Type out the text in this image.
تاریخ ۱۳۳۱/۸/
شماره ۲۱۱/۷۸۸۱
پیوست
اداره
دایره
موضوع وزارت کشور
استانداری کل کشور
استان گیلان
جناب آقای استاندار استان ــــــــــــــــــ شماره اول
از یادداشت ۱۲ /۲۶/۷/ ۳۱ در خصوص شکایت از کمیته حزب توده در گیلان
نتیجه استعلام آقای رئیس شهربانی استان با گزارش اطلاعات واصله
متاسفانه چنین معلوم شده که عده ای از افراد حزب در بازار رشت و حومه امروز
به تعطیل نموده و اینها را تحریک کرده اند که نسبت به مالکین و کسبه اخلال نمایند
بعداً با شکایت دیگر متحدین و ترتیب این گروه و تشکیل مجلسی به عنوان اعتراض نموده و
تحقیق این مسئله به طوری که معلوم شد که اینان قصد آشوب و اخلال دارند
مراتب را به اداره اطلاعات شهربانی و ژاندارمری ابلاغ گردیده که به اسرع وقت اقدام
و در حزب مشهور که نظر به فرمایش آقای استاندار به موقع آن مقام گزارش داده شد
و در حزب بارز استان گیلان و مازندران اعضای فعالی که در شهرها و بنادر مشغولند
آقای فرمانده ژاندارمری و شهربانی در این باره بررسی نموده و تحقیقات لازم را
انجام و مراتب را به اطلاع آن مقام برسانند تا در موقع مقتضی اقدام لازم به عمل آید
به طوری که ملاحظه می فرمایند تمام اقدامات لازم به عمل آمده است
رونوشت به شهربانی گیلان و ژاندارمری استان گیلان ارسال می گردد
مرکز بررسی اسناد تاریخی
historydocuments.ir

_ _ _ _ _

▶ _What to work on_: Look through the entries above. Extract each line with the word "بررسی".

▶ _Answer to this exercise_:
آقای فرمانده ژاندارمری و شهربانی در این باره بررسی نموده و تحقیقات لازم را
مرکز بررسی اسناد تاریخی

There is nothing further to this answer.